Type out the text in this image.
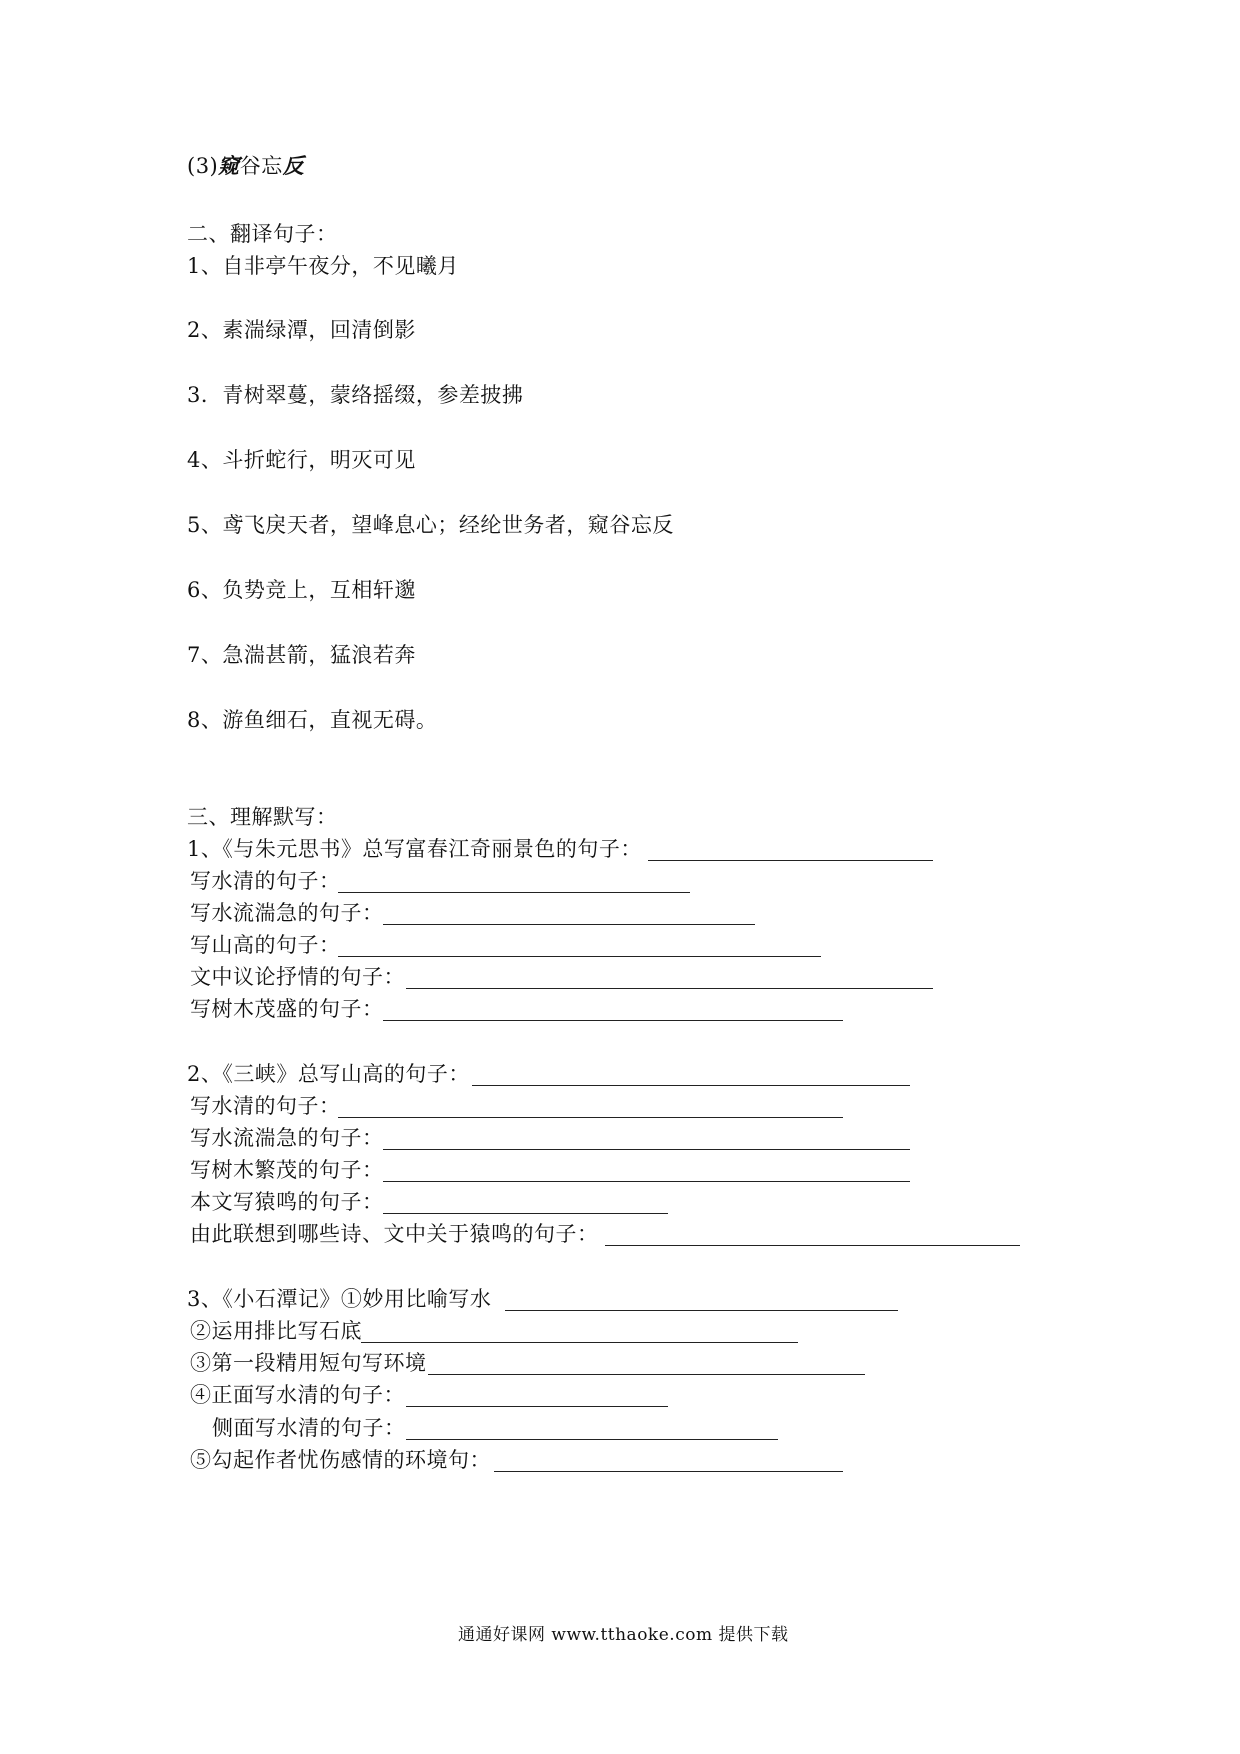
(3)窥谷忘反
二、翻译句子：
1、自非亭午夜分，不见曦月
2、素湍绿潭，回清倒影
3．青树翠蔓，蒙络摇缀，参差披拂
4、斗折蛇行，明灭可见
5、鸢飞戾天者，望峰息心；经纶世务者，窥谷忘反
6、负势竞上，互相轩邈
7、急湍甚箭，猛浪若奔
8、游鱼细石，直视无碍。
三、理解默写：
1、《与朱元思书》总写富春江奇丽景色的句子：
写水清的句子：
写水流湍急的句子：
写山高的句子：
文中议论抒情的句子：
写树木茂盛的句子：
2、《三峡》总写山高的句子：
写水清的句子：
写水流湍急的句子：
写树木繁茂的句子：
本文写猿鸣的句子：
由此联想到哪些诗、文中关于猿鸣的句子：
3、《小石潭记》①妙用比喻写水
②运用排比写石底
③第一段精用短句写环境
④正面写水清的句子：
侧面写水清的句子：
⑤勾起作者忧伤感情的环境句：
通通好课网 www.tthaoke.com 提供下载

To be done
Repeat all of the entries word for word, but omit the pictures.

Task response
Type out the text in this image.
(3)窥谷忘反
二、翻译句子：
1、自非亭午夜分，不见曦月
2、素湍绿潭，回清倒影
3．青树翠蔓，蒙络摇缀，参差披拂
4、斗折蛇行，明灭可见
5、鸢飞戾天者，望峰息心；经纶世务者，窥谷忘反
6、负势竞上，互相轩邈
7、急湍甚箭，猛浪若奔
8、游鱼细石，直视无碍。
三、理解默写：
1、《与朱元思书》总写富春江奇丽景色的句子：
写水清的句子：
写水流湍急的句子：
写山高的句子：
文中议论抒情的句子：
写树木茂盛的句子：
2、《三峡》总写山高的句子：
写水清的句子：
写水流湍急的句子：
写树木繁茂的句子：
本文写猿鸣的句子：
由此联想到哪些诗、文中关于猿鸣的句子：
3、《小石潭记》①妙用比喻写水
②运用排比写石底
③第一段精用短句写环境
④正面写水清的句子：
侧面写水清的句子：
⑤勾起作者忧伤感情的环境句：
通通好课网 www.tthaoke.com 提供下载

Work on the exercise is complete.